(EXERCISE)
Copy out verbatim the lines of the records below, starting with the line containing "Output each element" and ending after the line containing "candle — [273, 425, 277, 432]".

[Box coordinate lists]
☆ ☆ ☆ ☆ ☆ ☆ ☆

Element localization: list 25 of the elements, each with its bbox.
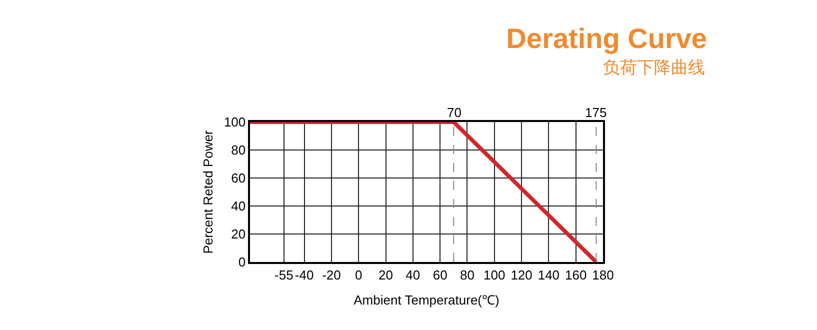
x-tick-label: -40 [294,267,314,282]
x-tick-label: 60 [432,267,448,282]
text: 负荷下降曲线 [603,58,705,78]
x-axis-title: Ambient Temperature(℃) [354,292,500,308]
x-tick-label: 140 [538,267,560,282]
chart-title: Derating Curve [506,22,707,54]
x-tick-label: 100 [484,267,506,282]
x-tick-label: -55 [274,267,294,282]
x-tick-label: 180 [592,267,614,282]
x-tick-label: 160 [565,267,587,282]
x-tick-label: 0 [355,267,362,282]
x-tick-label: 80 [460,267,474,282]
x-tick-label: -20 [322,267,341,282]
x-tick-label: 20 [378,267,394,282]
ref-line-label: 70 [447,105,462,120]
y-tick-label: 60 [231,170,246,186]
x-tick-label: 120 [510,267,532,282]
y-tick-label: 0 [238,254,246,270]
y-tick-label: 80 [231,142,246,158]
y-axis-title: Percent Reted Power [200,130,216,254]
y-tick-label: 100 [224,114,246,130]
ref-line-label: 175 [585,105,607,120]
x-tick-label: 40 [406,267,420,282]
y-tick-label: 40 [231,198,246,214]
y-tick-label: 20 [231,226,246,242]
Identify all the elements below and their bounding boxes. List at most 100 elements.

☆ ☆ ☆ ☆ ☆ ☆ ☆

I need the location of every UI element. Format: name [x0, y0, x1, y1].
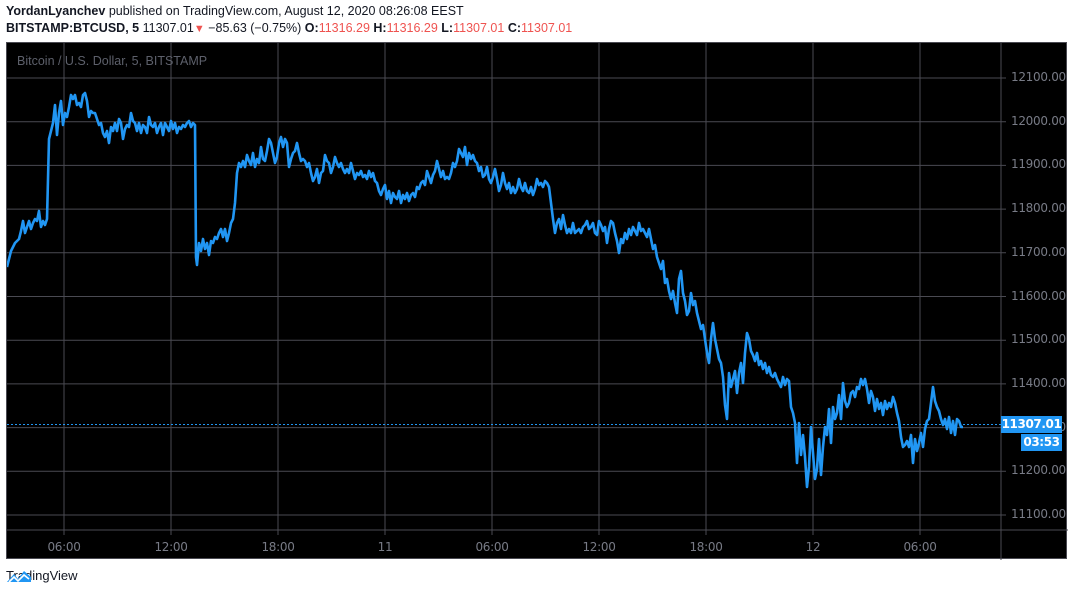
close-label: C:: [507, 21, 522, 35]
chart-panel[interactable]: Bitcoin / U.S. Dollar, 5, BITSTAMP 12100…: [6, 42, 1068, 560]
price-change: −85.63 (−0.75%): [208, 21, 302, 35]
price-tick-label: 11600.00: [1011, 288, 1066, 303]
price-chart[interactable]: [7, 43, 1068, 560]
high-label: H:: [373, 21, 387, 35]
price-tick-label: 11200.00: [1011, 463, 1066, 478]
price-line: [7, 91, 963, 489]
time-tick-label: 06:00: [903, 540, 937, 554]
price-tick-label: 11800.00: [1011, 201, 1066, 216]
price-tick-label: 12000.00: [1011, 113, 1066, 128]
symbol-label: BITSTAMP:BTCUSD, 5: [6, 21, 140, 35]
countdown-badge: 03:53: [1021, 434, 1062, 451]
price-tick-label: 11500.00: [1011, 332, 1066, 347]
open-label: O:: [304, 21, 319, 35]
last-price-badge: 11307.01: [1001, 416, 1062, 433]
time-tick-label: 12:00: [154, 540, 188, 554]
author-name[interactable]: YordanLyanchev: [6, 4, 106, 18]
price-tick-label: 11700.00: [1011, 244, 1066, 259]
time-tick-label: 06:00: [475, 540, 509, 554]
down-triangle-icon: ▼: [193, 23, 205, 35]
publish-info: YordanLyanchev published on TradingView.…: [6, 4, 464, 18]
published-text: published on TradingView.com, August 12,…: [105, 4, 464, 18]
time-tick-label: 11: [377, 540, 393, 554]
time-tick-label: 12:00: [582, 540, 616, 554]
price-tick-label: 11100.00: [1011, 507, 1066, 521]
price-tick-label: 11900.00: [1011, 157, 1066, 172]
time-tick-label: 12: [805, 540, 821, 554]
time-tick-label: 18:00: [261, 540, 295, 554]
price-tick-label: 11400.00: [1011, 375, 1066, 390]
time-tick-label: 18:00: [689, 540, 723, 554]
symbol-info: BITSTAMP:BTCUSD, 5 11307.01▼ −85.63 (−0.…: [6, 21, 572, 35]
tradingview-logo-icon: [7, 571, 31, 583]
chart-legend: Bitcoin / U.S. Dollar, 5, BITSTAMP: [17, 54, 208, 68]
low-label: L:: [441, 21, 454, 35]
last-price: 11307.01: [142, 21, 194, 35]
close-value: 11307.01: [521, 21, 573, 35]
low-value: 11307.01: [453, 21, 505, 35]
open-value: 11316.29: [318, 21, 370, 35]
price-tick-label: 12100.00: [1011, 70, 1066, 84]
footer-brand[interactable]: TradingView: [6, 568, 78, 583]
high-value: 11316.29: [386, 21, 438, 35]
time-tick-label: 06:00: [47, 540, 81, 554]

☆ ☆ ☆ ☆ ☆ ☆ ☆

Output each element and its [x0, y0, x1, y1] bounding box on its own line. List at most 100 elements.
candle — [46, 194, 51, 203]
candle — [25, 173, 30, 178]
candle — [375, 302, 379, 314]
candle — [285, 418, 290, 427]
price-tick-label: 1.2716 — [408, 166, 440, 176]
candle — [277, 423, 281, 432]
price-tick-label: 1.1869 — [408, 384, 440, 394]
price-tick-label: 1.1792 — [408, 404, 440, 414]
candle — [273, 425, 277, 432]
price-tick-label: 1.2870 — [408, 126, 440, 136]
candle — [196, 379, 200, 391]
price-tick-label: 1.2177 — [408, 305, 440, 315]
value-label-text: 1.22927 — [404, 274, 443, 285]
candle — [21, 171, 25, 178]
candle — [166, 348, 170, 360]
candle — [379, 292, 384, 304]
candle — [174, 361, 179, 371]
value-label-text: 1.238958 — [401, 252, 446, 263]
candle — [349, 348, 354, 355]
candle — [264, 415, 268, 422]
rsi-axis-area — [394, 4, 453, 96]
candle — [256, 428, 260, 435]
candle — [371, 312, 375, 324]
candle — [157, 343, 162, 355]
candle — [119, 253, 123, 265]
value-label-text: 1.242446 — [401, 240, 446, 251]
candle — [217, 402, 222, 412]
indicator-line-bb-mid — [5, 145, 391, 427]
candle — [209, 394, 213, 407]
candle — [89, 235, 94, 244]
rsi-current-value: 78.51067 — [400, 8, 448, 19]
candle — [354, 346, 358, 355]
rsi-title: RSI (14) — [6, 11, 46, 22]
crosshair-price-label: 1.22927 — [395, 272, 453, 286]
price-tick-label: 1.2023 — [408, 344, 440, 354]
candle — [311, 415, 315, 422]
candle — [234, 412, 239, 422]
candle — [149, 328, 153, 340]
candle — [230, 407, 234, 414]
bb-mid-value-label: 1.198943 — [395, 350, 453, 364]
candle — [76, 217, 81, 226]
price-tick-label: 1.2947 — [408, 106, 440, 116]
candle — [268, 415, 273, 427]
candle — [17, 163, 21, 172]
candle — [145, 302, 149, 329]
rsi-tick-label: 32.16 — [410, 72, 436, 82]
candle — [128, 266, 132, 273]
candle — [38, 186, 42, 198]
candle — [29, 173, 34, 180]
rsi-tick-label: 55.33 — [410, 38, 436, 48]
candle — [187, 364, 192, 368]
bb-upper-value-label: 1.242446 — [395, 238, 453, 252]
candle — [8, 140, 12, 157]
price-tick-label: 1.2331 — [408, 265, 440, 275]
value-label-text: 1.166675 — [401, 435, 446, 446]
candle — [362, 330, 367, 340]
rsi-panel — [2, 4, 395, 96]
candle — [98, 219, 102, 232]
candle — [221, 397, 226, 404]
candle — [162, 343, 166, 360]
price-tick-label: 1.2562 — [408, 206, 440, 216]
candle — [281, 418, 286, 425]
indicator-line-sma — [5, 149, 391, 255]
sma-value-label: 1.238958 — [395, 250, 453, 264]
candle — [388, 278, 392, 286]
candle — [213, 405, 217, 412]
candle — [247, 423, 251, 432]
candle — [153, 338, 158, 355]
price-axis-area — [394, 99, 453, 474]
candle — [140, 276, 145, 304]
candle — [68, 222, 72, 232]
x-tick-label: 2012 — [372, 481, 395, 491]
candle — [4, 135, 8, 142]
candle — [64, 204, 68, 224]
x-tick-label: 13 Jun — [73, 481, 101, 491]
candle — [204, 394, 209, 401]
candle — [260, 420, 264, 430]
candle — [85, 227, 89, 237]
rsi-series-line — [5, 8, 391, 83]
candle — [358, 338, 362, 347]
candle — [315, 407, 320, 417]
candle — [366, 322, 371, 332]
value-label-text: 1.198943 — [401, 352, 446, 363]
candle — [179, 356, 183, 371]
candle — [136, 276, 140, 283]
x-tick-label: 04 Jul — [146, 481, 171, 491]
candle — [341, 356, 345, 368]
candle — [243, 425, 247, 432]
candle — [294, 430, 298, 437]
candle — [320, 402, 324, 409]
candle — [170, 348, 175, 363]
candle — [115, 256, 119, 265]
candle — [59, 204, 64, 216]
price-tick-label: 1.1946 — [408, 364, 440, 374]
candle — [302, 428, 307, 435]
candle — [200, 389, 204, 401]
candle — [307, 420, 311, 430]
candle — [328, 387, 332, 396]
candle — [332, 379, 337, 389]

☆ ☆ ☆ ☆ ☆ ☆ ☆

(THE ANSWER)
Output each element and its [x0, y0, x1, y1] bounding box on its own line. List at most 100 elements.
candle — [46, 194, 51, 203]
candle — [25, 173, 30, 178]
candle — [375, 302, 379, 314]
candle — [285, 418, 290, 427]
price-tick-label: 1.2716 — [408, 166, 440, 176]
candle — [277, 423, 281, 432]
price-tick-label: 1.1869 — [408, 384, 440, 394]
price-tick-label: 1.1792 — [408, 404, 440, 414]
candle — [273, 425, 277, 432]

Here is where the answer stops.